**What the task requires**
Reply with one number only: the count of lines below that contain the word "fingers".

::: Records

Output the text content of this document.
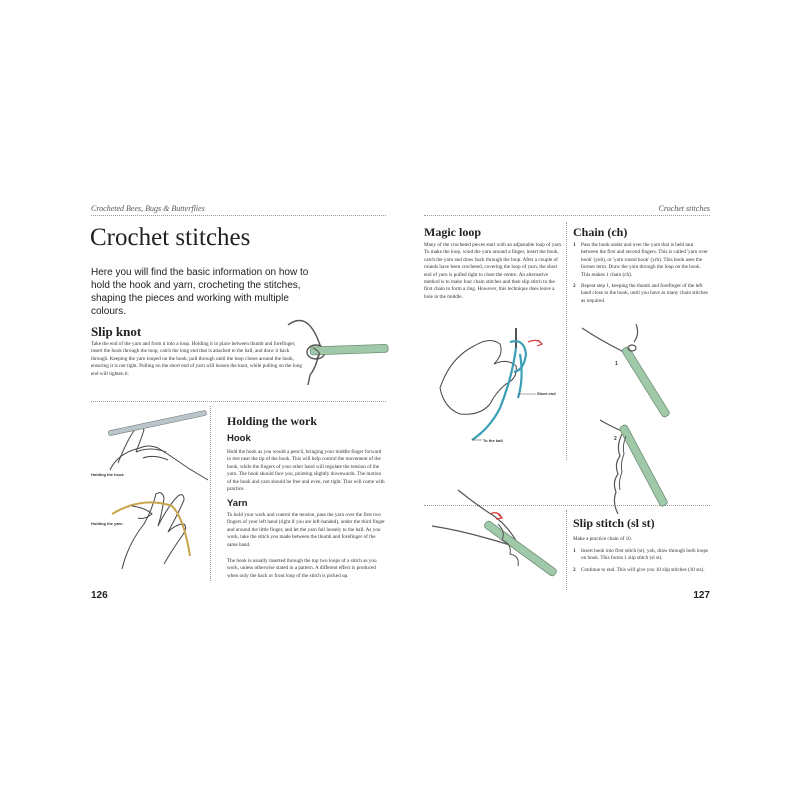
Crocheted Bees, Bugs & Butterflies	Crochet stitches
Crochet stitches
Here you will find the basic information on how to hold the hook and yarn, crocheting the stitches, shaping the pieces and working with multiple colours.
Slip knot

Take the end of the yarn and form it into a loop. Holding it in place between thumb and forefinger, insert the hook through the loop, catch the long end that is attached to the ball, and draw it back through. Keeping the yarn looped on the hook, pull through until the loop closes around the hook, ensuring it is not tight. Pulling on the short end of yarn will loosen the knot, while pulling on the long end will tighten it.

Holding the hook
Holding the yarn
Holding the work
Hook

Hold the hook as you would a pencil, bringing your middle finger forward to rest near the tip of the hook. This will help control the movement of the hook, while the fingers of your other hand will regulate the tension of the yarn. The hook should face you, pointing slightly downwards. The motion of the hook and yarn should be free and even, not tight. This will come with practice.

Yarn

To hold your work and control the tension, pass the yarn over the first two fingers of your left hand (right if you are left-handed), under the third finger and around the little finger, and let the yarn fall loosely to the ball. As you work, take the stitch you made between the thumb and forefinger of the same hand.

The hook is usually inserted through the top two loops of a stitch as you work, unless otherwise stated in a pattern. A different effect is produced when only the back or front loop of the stitch is picked up.

126
Magic loop

Many of the crocheted pieces start with an adjustable loop of yarn. To make the loop, wind the yarn around a finger, insert the hook, catch the yarn and draw back through the loop. After a couple of rounds have been crocheted, covering the loop of yarn, the short end of yarn is pulled tight to close the centre. An alternative method is to make four chain stitches and then slip stitch to the first chain to form a ring. However, this technique does leave a hole in the middle.

Short end
To the ball
Chain (ch)
1 Pass the hook under and over the yarn that is held taut between the first and second fingers. This is called 'yarn over hook' (yoh), or 'yarn round hook' (yrh). This book uses the former term. Draw the yarn through the loop on the hook. This makes 1 chain (ch).
2 Repeat step 1, keeping the thumb and forefinger of the left hand close to the hook, until you have as many chain stitches as required.
1
2
Slip stitch (sl st)

Make a practice chain of 10.

1 Insert hook into first stitch (st), yoh, draw through both loops on hook. This forms 1 slip stitch (sl st).
2 Continue to end. This will give you 10 slip stitches (10 sts).
127
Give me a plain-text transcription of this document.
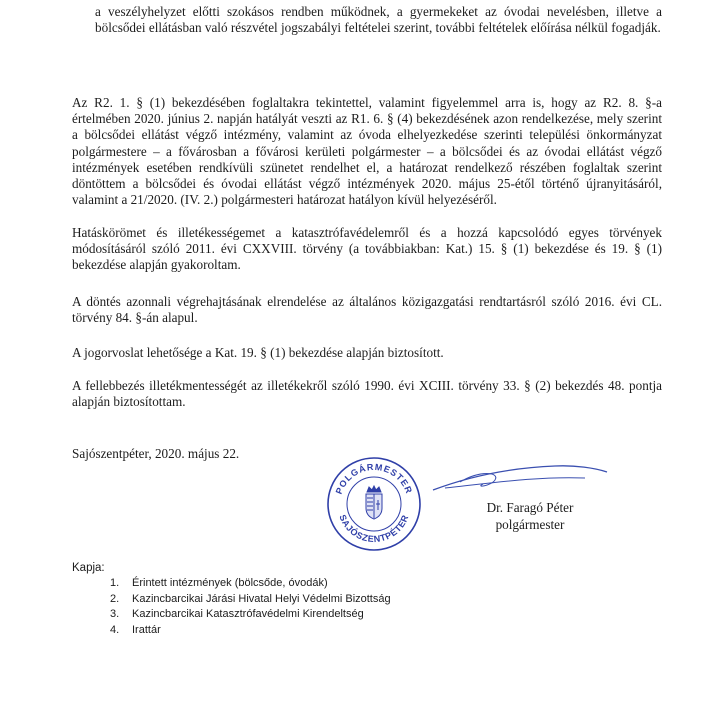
a veszélyhelyzet előtti szokásos rendben működnek, a gyermekeket az óvodai nevelésben, illetve a bölcsődei ellátásban való részvétel jogszabályi feltételei szerint, további feltételek előírása nélkül fogadják.

Az R2. 1. § (1) bekezdésében foglaltakra tekintettel, valamint figyelemmel arra is, hogy az R2. 8. §-a értelmében 2020. június 2. napján hatályát veszti az R1. 6. § (4) bekezdésének azon rendelkezése, mely szerint a bölcsődei ellátást végző intézmény, valamint az óvoda elhelyezkedése szerinti települési önkormányzat polgármestere – a fővárosban a fővárosi kerületi polgármester – a bölcsődei és az óvodai ellátást végző intézmények esetében rendkívüli szünetet rendelhet el, a határozat rendelkező részében foglaltak szerint döntöttem a bölcsődei és óvodai ellátást végző intézmények 2020. május 25-étől történő újranyitásáról, valamint a 21/2020. (IV. 2.) polgármesteri határozat hatályon kívül helyezéséről.

Hatáskörömet és illetékességemet a katasztrófavédelemről és a hozzá kapcsolódó egyes törvények módosításáról szóló 2011. évi CXXVIII. törvény (a továbbiakban: Kat.) 15. § (1) bekezdése és 19. § (1) bekezdése alapján gyakoroltam.

A döntés azonnali végrehajtásának elrendelése az általános közigazgatási rendtartásról szóló 2016. évi CL. törvény 84. §-án alapul.

A jogorvoslat lehetősége a Kat. 19. § (1) bekezdése alapján biztosított.

A fellebbezés illetékmentességét az illetékekről szóló 1990. évi XCIII. törvény 33. § (2) bekezdés 48. pontja alapján biztosítottam.

Sajószentpéter, 2020. május 22.

POLGÁRMESTER
SAJÓSZENTPÉTER
Dr. Faragó Péter
polgármester
Kapja:
1.	Érintett intézmények (bölcsőde, óvodák)
2.	Kazincbarcikai Járási Hivatal Helyi Védelmi Bizottság
3.	Kazincbarcikai Katasztrófavédelmi Kirendeltség
4.	Irattár
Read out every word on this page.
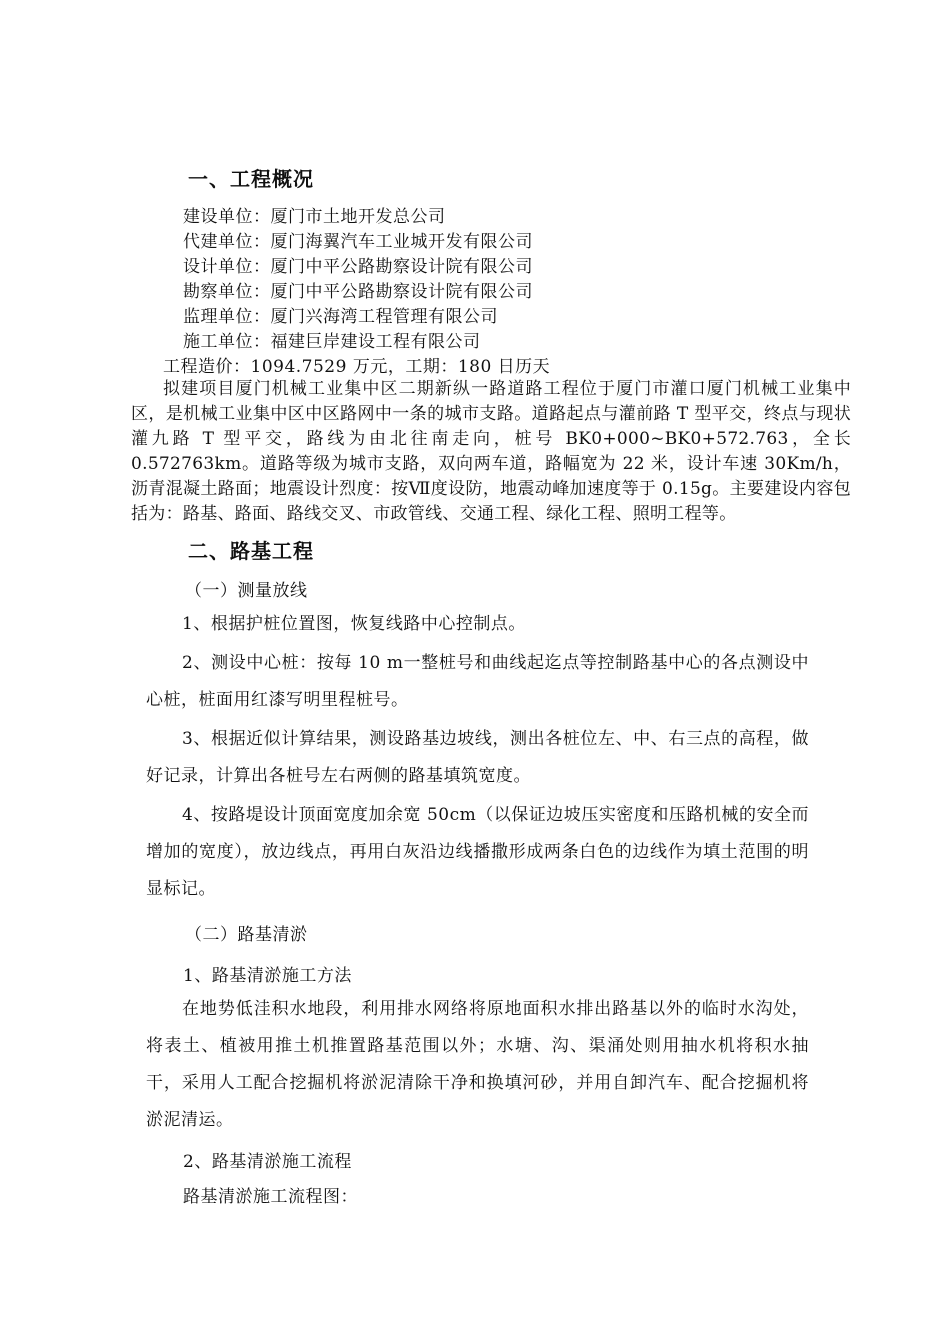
一、工程概况
建设单位：厦门市土地开发总公司
代建单位：厦门海翼汽车工业城开发有限公司
设计单位：厦门中平公路勘察设计院有限公司
勘察单位：厦门中平公路勘察设计院有限公司
监理单位：厦门兴海湾工程管理有限公司
施工单位：福建巨岸建设工程有限公司
工程造价：1094.7529 万元，工期：180 日历天
拟建项目厦门机械工业集中区二期新纵一路道路工程位于厦门市灌口厦门机械工业集中区，是机械工业集中区中区路网中一条的城市支路。道路起点与灌前路 T 型平交，终点与现状灌九路 T 型平交，路线为由北往南走向，桩号 BK0+000~BK0+572.763，全长 0.572763km。道路等级为城市支路，双向两车道，路幅宽为 22 米，设计车速 30Km/h，沥青混凝土路面；地震设计烈度：按Ⅶ度设防，地震动峰加速度等于 0.15g。主要建设内容包括为：路基、路面、路线交叉、市政管线、交通工程、绿化工程、照明工程等。
二、路基工程
（一）测量放线
1、根据护桩位置图，恢复线路中心控制点。
2、测设中心桩：按每 10 m一整桩号和曲线起迄点等控制路基中心的各点测设中心桩，桩面用红漆写明里程桩号。
3、根据近似计算结果，测设路基边坡线，测出各桩位左、中、右三点的高程，做好记录，计算出各桩号左右两侧的路基填筑宽度。
4、按路堤设计顶面宽度加余宽 50cm（以保证边坡压实密度和压路机械的安全而增加的宽度），放边线点，再用白灰沿边线播撒形成两条白色的边线作为填土范围的明显标记。
（二）路基清淤
1、路基清淤施工方法
在地势低洼积水地段，利用排水网络将原地面积水排出路基以外的临时水沟处，将表土、植被用推土机推置路基范围以外；水塘、沟、渠涌处则用抽水机将积水抽干，采用人工配合挖掘机将淤泥清除干净和换填河砂，并用自卸汽车、配合挖掘机将淤泥清运。
2、路基清淤施工流程
路基清淤施工流程图：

::::::

**Result**
3